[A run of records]
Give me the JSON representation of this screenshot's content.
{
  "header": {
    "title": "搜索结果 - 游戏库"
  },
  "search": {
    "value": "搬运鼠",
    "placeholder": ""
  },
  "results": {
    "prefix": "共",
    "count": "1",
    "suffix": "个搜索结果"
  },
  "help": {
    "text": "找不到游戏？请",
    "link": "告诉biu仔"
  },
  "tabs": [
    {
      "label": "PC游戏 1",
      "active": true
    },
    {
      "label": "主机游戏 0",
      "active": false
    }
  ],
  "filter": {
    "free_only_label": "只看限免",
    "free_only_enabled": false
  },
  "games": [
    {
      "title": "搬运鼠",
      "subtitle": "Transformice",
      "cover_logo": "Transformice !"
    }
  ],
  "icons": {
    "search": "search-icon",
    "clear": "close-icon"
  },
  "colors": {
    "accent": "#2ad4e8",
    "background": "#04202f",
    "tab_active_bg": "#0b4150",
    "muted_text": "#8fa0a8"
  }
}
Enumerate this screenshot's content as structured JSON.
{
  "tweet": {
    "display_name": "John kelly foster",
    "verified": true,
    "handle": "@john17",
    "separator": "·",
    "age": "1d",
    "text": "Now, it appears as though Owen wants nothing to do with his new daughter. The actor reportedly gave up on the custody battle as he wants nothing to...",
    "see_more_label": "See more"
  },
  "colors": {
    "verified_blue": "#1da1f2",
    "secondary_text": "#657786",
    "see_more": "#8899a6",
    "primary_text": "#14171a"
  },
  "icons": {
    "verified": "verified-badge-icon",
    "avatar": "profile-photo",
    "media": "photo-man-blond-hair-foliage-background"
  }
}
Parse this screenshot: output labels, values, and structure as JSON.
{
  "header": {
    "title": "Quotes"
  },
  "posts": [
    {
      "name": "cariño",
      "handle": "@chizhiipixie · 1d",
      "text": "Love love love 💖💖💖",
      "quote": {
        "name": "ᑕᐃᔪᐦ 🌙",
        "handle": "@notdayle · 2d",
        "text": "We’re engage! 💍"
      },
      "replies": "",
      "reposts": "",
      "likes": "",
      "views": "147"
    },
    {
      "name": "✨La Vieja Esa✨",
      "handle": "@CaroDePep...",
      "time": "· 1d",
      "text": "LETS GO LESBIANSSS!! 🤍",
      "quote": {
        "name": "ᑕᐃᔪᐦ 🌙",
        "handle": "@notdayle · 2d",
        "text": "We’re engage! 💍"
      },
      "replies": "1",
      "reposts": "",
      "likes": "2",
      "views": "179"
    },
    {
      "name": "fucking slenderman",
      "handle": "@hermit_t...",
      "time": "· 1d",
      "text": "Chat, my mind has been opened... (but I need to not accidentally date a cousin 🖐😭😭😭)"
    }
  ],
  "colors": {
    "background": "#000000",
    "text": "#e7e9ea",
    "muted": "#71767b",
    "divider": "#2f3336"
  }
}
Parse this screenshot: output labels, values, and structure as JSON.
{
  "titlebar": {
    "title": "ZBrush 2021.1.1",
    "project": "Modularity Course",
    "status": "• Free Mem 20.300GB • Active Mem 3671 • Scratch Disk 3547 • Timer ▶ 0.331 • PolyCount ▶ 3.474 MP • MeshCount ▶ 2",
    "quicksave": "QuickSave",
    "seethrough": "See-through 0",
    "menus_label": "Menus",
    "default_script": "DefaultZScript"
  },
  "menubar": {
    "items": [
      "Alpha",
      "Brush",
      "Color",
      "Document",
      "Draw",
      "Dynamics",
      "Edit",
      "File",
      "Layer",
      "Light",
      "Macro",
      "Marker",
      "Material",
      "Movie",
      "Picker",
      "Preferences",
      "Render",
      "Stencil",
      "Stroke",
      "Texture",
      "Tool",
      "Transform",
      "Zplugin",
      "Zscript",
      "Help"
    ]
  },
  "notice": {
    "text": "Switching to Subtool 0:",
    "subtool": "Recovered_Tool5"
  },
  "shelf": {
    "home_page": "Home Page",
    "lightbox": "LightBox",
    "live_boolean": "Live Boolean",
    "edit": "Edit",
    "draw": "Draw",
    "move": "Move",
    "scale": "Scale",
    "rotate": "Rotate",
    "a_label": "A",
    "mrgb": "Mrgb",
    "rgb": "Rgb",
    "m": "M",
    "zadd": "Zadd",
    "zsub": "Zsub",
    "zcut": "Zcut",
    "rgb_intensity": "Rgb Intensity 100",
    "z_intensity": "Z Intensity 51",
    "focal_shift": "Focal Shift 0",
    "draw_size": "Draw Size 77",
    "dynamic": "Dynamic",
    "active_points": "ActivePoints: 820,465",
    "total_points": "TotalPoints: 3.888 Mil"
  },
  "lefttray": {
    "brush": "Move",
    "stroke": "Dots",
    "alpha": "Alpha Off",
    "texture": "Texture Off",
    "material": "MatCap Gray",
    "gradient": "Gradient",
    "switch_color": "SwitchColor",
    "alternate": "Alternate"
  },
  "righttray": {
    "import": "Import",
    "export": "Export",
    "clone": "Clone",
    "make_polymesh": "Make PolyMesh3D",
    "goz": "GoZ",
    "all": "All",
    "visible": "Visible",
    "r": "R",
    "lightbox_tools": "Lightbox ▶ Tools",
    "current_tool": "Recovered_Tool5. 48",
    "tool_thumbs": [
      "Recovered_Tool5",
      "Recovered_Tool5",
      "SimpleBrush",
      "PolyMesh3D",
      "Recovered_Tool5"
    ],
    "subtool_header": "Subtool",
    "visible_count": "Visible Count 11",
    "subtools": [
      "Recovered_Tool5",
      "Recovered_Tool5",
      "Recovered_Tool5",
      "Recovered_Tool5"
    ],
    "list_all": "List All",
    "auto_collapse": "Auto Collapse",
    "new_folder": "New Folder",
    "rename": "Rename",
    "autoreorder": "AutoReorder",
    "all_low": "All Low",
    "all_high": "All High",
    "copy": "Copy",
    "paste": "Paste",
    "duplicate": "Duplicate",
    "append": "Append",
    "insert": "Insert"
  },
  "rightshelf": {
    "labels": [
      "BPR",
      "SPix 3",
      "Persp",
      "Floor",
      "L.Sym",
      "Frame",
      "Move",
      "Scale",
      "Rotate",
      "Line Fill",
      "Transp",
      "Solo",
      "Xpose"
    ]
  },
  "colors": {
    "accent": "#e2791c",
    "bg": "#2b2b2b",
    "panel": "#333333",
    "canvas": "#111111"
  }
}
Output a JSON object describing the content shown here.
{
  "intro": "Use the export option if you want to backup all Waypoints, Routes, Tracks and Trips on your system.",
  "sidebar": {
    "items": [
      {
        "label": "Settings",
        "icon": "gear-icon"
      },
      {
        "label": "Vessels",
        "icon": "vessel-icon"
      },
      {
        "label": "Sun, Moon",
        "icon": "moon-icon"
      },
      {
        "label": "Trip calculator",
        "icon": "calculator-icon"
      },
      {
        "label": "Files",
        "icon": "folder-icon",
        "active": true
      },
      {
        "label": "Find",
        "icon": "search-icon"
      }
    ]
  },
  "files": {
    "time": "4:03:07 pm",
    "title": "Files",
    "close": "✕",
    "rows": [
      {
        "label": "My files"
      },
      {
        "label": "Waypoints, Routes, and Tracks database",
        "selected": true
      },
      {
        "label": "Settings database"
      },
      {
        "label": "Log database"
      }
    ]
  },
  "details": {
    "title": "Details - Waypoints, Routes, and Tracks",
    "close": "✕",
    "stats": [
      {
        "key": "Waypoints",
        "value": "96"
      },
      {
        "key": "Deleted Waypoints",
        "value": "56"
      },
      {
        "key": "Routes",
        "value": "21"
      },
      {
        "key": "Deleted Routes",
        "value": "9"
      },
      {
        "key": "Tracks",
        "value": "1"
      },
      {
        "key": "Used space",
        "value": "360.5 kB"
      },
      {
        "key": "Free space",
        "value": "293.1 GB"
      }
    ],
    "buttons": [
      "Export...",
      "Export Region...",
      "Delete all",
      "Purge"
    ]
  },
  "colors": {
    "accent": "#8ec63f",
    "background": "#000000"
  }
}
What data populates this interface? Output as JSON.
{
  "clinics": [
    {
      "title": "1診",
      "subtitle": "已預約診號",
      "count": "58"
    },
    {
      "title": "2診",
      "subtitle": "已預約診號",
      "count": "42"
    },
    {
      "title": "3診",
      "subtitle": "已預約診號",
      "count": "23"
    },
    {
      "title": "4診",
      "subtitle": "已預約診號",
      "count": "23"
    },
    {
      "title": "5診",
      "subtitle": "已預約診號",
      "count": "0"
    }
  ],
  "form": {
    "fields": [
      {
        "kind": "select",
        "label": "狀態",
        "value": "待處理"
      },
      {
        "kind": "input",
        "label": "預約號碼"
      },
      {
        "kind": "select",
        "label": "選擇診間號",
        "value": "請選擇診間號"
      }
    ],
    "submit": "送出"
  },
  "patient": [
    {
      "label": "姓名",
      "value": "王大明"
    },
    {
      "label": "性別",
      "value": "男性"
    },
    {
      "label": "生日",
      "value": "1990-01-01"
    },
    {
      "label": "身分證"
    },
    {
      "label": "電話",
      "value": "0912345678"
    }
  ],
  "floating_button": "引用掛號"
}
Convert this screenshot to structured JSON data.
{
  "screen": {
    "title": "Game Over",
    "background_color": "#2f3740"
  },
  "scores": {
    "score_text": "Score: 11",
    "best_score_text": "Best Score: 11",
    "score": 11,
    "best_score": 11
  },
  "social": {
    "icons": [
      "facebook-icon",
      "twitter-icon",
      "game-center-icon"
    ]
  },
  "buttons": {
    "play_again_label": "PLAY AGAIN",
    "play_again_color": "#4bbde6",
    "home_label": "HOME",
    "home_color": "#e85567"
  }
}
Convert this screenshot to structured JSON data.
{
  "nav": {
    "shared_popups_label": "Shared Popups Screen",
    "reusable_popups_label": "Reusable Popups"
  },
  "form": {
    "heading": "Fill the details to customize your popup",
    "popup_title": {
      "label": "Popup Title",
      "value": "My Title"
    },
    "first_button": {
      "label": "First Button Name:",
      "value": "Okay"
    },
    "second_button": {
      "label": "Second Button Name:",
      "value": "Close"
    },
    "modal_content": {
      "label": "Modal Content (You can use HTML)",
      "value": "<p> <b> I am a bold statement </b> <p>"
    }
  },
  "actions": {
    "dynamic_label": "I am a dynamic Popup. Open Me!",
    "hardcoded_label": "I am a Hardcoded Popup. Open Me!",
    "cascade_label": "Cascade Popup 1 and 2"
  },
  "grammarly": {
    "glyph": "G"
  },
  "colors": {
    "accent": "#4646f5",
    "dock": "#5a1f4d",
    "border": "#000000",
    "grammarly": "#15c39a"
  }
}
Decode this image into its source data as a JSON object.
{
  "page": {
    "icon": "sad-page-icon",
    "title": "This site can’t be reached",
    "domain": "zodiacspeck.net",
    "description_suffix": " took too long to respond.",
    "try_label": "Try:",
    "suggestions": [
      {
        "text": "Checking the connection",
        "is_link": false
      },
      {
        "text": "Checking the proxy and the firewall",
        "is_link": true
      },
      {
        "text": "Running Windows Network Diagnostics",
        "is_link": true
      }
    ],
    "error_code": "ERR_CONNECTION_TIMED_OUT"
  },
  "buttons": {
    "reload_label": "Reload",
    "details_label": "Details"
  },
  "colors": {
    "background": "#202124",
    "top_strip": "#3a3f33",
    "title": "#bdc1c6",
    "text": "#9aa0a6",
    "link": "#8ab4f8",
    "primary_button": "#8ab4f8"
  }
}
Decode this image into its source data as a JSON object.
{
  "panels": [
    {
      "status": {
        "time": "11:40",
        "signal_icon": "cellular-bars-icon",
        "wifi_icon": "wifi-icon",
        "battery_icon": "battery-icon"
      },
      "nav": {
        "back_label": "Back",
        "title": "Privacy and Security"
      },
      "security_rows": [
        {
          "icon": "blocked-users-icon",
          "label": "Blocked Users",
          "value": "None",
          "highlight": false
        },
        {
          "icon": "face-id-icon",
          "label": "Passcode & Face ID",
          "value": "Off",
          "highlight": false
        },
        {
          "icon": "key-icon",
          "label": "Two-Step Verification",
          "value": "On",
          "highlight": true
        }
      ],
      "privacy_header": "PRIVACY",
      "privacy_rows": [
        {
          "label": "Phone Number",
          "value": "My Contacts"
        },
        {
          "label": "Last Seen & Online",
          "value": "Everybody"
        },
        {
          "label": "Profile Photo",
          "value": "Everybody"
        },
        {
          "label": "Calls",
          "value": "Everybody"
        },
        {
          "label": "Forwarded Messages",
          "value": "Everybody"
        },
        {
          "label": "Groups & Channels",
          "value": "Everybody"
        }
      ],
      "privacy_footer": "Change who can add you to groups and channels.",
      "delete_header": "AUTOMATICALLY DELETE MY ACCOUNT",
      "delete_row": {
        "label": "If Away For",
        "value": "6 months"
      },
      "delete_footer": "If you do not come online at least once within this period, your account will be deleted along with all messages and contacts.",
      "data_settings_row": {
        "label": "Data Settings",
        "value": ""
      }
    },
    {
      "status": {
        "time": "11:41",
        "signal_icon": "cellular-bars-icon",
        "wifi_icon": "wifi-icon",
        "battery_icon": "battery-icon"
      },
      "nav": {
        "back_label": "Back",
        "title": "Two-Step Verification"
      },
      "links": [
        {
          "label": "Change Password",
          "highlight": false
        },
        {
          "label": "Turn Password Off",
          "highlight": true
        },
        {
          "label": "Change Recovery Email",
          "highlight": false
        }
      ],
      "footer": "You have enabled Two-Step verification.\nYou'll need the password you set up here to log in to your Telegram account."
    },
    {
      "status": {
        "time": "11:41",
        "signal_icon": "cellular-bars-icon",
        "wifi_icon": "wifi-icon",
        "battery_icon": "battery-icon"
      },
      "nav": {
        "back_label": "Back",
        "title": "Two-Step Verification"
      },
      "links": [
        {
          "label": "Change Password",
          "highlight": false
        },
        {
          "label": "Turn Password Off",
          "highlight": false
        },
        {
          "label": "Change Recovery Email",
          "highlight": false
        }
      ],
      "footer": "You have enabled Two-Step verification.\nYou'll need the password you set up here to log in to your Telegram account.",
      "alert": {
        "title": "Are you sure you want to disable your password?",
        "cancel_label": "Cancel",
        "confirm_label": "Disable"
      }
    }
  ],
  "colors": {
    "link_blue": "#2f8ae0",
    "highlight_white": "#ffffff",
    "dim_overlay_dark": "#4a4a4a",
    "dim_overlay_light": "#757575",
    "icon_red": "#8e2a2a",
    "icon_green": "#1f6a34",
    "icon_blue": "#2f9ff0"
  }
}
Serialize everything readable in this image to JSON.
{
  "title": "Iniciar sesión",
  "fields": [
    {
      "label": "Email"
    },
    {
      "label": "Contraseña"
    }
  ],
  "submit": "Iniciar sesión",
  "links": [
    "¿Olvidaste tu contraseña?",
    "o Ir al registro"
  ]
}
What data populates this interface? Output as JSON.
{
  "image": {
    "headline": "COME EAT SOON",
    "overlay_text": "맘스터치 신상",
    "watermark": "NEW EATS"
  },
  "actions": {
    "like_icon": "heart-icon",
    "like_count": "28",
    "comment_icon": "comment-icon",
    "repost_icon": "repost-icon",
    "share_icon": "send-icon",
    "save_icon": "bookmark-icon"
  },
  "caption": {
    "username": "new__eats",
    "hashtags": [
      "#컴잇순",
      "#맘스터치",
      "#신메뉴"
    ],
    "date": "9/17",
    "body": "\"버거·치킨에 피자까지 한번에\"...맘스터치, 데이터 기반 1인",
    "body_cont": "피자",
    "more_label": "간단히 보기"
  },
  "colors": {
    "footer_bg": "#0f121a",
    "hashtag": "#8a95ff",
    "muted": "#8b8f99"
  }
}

## Exercise
Extract from the data every line where "handle" shows up.

## Answer to the exercise
    "handle": "@john17",
      "handle": "@chizhiipixie · 1d",
        "handle": "@notdayle · 2d",
      "handle": "@CaroDePep...",
        "handle": "@notdayle · 2d",
      "handle": "@hermit_t...",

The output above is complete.